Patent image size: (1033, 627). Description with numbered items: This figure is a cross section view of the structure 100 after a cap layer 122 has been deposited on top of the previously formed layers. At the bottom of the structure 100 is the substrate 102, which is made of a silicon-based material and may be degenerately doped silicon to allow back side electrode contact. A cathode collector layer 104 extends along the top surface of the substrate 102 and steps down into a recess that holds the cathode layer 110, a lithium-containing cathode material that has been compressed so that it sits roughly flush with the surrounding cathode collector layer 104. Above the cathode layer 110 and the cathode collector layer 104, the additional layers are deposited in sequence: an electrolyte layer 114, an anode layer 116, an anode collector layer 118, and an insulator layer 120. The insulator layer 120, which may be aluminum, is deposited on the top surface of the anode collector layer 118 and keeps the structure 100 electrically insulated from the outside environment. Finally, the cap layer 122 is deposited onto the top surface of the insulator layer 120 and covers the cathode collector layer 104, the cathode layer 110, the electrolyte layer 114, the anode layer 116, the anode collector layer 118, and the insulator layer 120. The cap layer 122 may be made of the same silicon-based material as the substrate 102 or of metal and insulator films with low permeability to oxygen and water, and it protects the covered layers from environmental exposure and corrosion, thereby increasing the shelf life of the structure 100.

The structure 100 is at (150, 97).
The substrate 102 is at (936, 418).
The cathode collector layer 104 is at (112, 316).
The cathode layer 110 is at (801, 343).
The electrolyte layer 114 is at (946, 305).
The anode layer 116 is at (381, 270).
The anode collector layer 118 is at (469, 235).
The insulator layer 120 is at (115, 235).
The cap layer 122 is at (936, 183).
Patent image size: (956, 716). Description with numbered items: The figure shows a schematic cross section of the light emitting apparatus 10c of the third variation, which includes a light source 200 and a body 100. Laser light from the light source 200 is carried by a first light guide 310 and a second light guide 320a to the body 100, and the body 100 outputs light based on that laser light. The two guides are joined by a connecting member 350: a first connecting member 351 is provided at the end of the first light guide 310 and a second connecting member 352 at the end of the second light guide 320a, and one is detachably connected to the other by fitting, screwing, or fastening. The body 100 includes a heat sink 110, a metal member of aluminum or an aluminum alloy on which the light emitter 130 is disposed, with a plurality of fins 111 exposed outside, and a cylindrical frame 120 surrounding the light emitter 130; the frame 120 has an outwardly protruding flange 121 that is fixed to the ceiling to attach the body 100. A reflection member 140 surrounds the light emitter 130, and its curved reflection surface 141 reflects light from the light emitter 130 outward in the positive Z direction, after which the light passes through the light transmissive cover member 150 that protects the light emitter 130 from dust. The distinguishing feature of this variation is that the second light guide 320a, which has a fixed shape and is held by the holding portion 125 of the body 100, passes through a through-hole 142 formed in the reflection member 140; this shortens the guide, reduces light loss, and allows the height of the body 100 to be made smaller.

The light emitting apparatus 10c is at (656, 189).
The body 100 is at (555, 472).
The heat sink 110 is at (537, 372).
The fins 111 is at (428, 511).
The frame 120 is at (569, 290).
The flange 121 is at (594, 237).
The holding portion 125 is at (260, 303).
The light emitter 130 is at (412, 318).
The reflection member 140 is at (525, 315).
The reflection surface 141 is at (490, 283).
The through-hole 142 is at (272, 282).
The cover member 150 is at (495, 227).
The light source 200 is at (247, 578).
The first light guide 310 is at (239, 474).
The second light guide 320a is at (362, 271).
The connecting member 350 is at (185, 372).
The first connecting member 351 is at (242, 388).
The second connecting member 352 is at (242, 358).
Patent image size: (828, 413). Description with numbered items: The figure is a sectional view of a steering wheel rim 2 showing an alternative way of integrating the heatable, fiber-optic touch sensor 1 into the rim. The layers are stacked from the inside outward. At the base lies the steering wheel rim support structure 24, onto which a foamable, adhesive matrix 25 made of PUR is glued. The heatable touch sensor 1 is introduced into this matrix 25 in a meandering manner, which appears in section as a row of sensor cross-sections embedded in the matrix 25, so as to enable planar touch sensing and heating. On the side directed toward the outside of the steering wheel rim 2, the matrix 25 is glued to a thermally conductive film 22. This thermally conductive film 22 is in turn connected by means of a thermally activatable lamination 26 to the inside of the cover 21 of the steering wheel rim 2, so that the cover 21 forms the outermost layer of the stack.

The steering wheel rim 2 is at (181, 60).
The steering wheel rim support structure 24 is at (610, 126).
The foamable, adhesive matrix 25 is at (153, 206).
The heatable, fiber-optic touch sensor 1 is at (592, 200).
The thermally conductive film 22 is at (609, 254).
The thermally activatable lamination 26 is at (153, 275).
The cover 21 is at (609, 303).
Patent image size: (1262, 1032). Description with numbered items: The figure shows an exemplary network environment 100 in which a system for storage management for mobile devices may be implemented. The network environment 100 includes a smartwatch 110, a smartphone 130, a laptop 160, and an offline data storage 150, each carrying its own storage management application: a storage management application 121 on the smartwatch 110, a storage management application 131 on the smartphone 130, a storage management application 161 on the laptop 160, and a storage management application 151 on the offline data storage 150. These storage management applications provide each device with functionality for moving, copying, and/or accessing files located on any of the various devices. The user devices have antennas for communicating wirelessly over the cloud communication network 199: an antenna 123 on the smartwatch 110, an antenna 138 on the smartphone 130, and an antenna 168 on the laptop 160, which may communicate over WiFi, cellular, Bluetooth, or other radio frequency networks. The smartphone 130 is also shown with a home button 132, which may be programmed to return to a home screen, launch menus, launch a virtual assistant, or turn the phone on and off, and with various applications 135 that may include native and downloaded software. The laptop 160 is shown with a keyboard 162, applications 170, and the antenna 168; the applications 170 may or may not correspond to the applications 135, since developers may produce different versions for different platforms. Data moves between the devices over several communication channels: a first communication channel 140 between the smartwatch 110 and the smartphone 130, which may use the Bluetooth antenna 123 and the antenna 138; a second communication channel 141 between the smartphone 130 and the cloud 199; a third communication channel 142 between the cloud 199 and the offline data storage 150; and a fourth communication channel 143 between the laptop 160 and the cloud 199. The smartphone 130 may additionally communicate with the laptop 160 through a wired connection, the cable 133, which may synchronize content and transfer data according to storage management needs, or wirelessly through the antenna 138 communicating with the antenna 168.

* WHAT THE TASK REQUIRES *
Rewrite all the items, replacing "cross section" with "cross-section" and leaving the rest unchanged.

* CORRECT ANSWER *
Patent image size: (1033, 627). Description with numbered items: This figure is a cross-section view of the structure 100 after a cap layer 122 has been deposited on top of the previously formed layers. At the bottom of the structure 100 is the substrate 102, which is made of a silicon-based material and may be degenerately doped silicon to allow back side electrode contact. A cathode collector layer 104 extends along the top surface of the substrate 102 and steps down into a recess that holds the cathode layer 110, a lithium-containing cathode material that has been compressed so that it sits roughly flush with the surrounding cathode collector layer 104. Above the cathode layer 110 and the cathode collector layer 104, the additional layers are deposited in sequence: an electrolyte layer 114, an anode layer 116, an anode collector layer 118, and an insulator layer 120. The insulator layer 120, which may be aluminum, is deposited on the top surface of the anode collector layer 118 and keeps the structure 100 electrically insulated from the outside environment. Finally, the cap layer 122 is deposited onto the top surface of the insulator layer 120 and covers the cathode collector layer 104, the cathode layer 110, the electrolyte layer 114, the anode layer 116, the anode collector layer 118, and the insulator layer 120. The cap layer 122 may be made of the same silicon-based material as the substrate 102 or of metal and insulator films with low permeability to oxygen and water, and it protects the covered layers from environmental exposure and corrosion, thereby increasing the shelf life of the structure 100.

The structure 100 is at (150, 97).
The substrate 102 is at (936, 418).
The cathode collector layer 104 is at (112, 316).
The cathode layer 110 is at (801, 343).
The electrolyte layer 114 is at (946, 305).
The anode layer 116 is at (381, 270).
The anode collector layer 118 is at (469, 235).
The insulator layer 120 is at (115, 235).
The cap layer 122 is at (936, 183).
Patent image size: (956, 716). Description with numbered items: The figure shows a schematic cross-section of the light emitting apparatus 10c of the third variation, which includes a light source 200 and a body 100. Laser light from the light source 200 is carried by a first light guide 310 and a second light guide 320a to the body 100, and the body 100 outputs light based on that laser light. The two guides are joined by a connecting member 350: a first connecting member 351 is provided at the end of the first light guide 310 and a second connecting member 352 at the end of the second light guide 320a, and one is detachably connected to the other by fitting, screwing, or fastening. The body 100 includes a heat sink 110, a metal member of aluminum or an aluminum alloy on which the light emitter 130 is disposed, with a plurality of fins 111 exposed outside, and a cylindrical frame 120 surrounding the light emitter 130; the frame 120 has an outwardly protruding flange 121 that is fixed to the ceiling to attach the body 100. A reflection member 140 surrounds the light emitter 130, and its curved reflection surface 141 reflects light from the light emitter 130 outward in the positive Z direction, after which the light passes through the light transmissive cover member 150 that protects the light emitter 130 from dust. The distinguishing feature of this variation is that the second light guide 320a, which has a fixed shape and is held by the holding portion 125 of the body 100, passes through a through-hole 142 formed in the reflection member 140; this shortens the guide, reduces light loss, and allows the height of the body 100 to be made smaller.

The light emitting apparatus 10c is at (656, 189).
The body 100 is at (555, 472).
The heat sink 110 is at (537, 372).
The fins 111 is at (428, 511).
The frame 120 is at (569, 290).
The flange 121 is at (594, 237).
The holding portion 125 is at (260, 303).
The light emitter 130 is at (412, 318).
The reflection member 140 is at (525, 315).
The reflection surface 141 is at (490, 283).
The through-hole 142 is at (272, 282).
The cover member 150 is at (495, 227).
The light source 200 is at (247, 578).
The first light guide 310 is at (239, 474).
The second light guide 320a is at (362, 271).
The connecting member 350 is at (185, 372).
The first connecting member 351 is at (242, 388).
The second connecting member 352 is at (242, 358).
Patent image size: (828, 413). Description with numbered items: The figure is a sectional view of a steering wheel rim 2 showing an alternative way of integrating the heatable, fiber-optic touch sensor 1 into the rim. The layers are stacked from the inside outward. At the base lies the steering wheel rim support structure 24, onto which a foamable, adhesive matrix 25 made of PUR is glued. The heatable touch sensor 1 is introduced into this matrix 25 in a meandering manner, which appears in section as a row of sensor cross-sections embedded in the matrix 25, so as to enable planar touch sensing and heating. On the side directed toward the outside of the steering wheel rim 2, the matrix 25 is glued to a thermally conductive film 22. This thermally conductive film 22 is in turn connected by means of a thermally activatable lamination 26 to the inside of the cover 21 of the steering wheel rim 2, so that the cover 21 forms the outermost layer of the stack.

The steering wheel rim 2 is at (181, 60).
The steering wheel rim support structure 24 is at (610, 126).
The foamable, adhesive matrix 25 is at (153, 206).
The heatable, fiber-optic touch sensor 1 is at (592, 200).
The thermally conductive film 22 is at (609, 254).
The thermally activatable lamination 26 is at (153, 275).
The cover 21 is at (609, 303).
Patent image size: (1262, 1032). Description with numbered items: The figure shows an exemplary network environment 100 in which a system for storage management for mobile devices may be implemented. The network environment 100 includes a smartwatch 110, a smartphone 130, a laptop 160, and an offline data storage 150, each carrying its own storage management application: a storage management application 121 on the smartwatch 110, a storage management application 131 on the smartphone 130, a storage management application 161 on the laptop 160, and a storage management application 151 on the offline data storage 150. These storage management applications provide each device with functionality for moving, copying, and/or accessing files located on any of the various devices. The user devices have antennas for communicating wirelessly over the cloud communication network 199: an antenna 123 on the smartwatch 110, an antenna 138 on the smartphone 130, and an antenna 168 on the laptop 160, which may communicate over WiFi, cellular, Bluetooth, or other radio frequency networks. The smartphone 130 is also shown with a home button 132, which may be programmed to return to a home screen, launch menus, launch a virtual assistant, or turn the phone on and off, and with various applications 135 that may include native and downloaded software. The laptop 160 is shown with a keyboard 162, applications 170, and the antenna 168; the applications 170 may or may not correspond to the applications 135, since developers may produce different versions for different platforms. Data moves between the devices over several communication channels: a first communication channel 140 between the smartwatch 110 and the smartphone 130, which may use the Bluetooth antenna 123 and the antenna 138; a second communication channel 141 between the smartphone 130 and the cloud 199; a third communication channel 142 between the cloud 199 and the offline data storage 150; and a fourth communication channel 143 between the laptop 160 and the cloud 199. The smartphone 130 may additionally communicate with the laptop 160 through a wired connection, the cable 133, which may synchronize content and transfer data according to storage management needs, or wirelessly through the antenna 138 communicating with the antenna 168.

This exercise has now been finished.